[INFORMATION SUPPLIED start]
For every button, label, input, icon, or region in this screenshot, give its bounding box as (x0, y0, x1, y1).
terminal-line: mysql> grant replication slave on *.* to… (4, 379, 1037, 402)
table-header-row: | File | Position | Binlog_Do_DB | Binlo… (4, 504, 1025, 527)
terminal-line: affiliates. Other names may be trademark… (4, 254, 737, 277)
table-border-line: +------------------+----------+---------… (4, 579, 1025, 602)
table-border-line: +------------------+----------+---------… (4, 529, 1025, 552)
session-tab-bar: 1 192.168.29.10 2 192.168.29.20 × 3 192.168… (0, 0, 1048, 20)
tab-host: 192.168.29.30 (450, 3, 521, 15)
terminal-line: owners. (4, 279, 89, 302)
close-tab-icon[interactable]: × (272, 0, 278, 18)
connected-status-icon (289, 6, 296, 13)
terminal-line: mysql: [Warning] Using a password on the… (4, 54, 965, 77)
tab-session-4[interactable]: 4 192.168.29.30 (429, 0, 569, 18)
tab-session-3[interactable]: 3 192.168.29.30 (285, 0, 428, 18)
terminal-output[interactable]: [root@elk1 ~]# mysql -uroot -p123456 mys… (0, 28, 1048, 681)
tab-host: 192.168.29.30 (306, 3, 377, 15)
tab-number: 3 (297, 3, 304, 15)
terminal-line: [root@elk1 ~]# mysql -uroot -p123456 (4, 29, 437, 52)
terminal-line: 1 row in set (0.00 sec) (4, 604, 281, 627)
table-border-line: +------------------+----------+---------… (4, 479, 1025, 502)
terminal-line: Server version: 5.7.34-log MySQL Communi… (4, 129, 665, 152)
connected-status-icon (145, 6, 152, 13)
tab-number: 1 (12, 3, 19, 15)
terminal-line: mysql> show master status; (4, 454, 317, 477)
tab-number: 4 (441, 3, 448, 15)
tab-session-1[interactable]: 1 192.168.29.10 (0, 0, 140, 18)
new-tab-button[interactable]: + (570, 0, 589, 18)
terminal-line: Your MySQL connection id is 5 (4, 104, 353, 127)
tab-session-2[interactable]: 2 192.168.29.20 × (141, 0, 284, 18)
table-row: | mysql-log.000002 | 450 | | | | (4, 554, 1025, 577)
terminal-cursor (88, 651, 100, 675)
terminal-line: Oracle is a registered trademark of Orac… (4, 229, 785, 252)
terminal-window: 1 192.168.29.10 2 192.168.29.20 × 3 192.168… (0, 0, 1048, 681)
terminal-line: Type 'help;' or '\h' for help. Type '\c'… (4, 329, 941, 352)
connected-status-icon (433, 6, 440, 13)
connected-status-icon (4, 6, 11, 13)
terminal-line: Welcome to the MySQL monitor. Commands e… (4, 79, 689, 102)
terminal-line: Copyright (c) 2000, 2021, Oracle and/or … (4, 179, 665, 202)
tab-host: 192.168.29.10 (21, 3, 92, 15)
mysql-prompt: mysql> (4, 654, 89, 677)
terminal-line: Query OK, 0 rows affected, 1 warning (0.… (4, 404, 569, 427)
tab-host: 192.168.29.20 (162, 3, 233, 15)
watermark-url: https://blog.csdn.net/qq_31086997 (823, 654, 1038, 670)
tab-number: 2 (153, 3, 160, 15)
[INFORMATION SUPPLIED end]
TASK DETAILS: Print every row above again, character for character, in the same order.

FULL SOLUTION:
For every button, label, input, icon, or region in this screenshot, give its bounding box as (x0, y0, x1, y1).
terminal-line: mysql> grant replication slave on *.* to… (4, 379, 1037, 402)
table-header-row: | File | Position | Binlog_Do_DB | Binlo… (4, 504, 1025, 527)
terminal-line: affiliates. Other names may be trademark… (4, 254, 737, 277)
table-border-line: +------------------+----------+---------… (4, 579, 1025, 602)
table-border-line: +------------------+----------+---------… (4, 529, 1025, 552)
session-tab-bar: 1 192.168.29.10 2 192.168.29.20 × 3 192.168… (0, 0, 1048, 20)
tab-host: 192.168.29.30 (450, 3, 521, 15)
terminal-line: owners. (4, 279, 89, 302)
close-tab-icon[interactable]: × (272, 0, 278, 18)
connected-status-icon (289, 6, 296, 13)
terminal-line: mysql: [Warning] Using a password on the… (4, 54, 965, 77)
tab-session-4[interactable]: 4 192.168.29.30 (429, 0, 569, 18)
tab-session-3[interactable]: 3 192.168.29.30 (285, 0, 428, 18)
terminal-output[interactable]: [root@elk1 ~]# mysql -uroot -p123456 mys… (0, 28, 1048, 681)
tab-host: 192.168.29.30 (306, 3, 377, 15)
tab-number: 3 (297, 3, 304, 15)
terminal-line: [root@elk1 ~]# mysql -uroot -p123456 (4, 29, 437, 52)
terminal-line: 1 row in set (0.00 sec) (4, 604, 281, 627)
table-border-line: +------------------+----------+---------… (4, 479, 1025, 502)
terminal-line: Server version: 5.7.34-log MySQL Communi… (4, 129, 665, 152)
connected-status-icon (145, 6, 152, 13)
tab-number: 1 (12, 3, 19, 15)
terminal-line: mysql> show master status; (4, 454, 317, 477)
tab-number: 4 (441, 3, 448, 15)
tab-session-1[interactable]: 1 192.168.29.10 (0, 0, 140, 18)
new-tab-button[interactable]: + (570, 0, 589, 18)
terminal-line: Your MySQL connection id is 5 (4, 104, 353, 127)
tab-session-2[interactable]: 2 192.168.29.20 × (141, 0, 284, 18)
table-row: | mysql-log.000002 | 450 | | | | (4, 554, 1025, 577)
terminal-cursor (88, 651, 100, 675)
terminal-line: Oracle is a registered trademark of Orac… (4, 229, 785, 252)
terminal-window: 1 192.168.29.10 2 192.168.29.20 × 3 192.168… (0, 0, 1048, 681)
terminal-line: Type 'help;' or '\h' for help. Type '\c'… (4, 329, 941, 352)
connected-status-icon (433, 6, 440, 13)
connected-status-icon (4, 6, 11, 13)
terminal-line: Welcome to the MySQL monitor. Commands e… (4, 79, 689, 102)
terminal-line: Copyright (c) 2000, 2021, Oracle and/or … (4, 179, 665, 202)
tab-host: 192.168.29.10 (21, 3, 92, 15)
mysql-prompt: mysql> (4, 654, 89, 677)
terminal-line: Query OK, 0 rows affected, 1 warning (0.… (4, 404, 569, 427)
tab-host: 192.168.29.20 (162, 3, 233, 15)
watermark-url: https://blog.csdn.net/qq_31086997 (823, 654, 1038, 670)
tab-number: 2 (153, 3, 160, 15)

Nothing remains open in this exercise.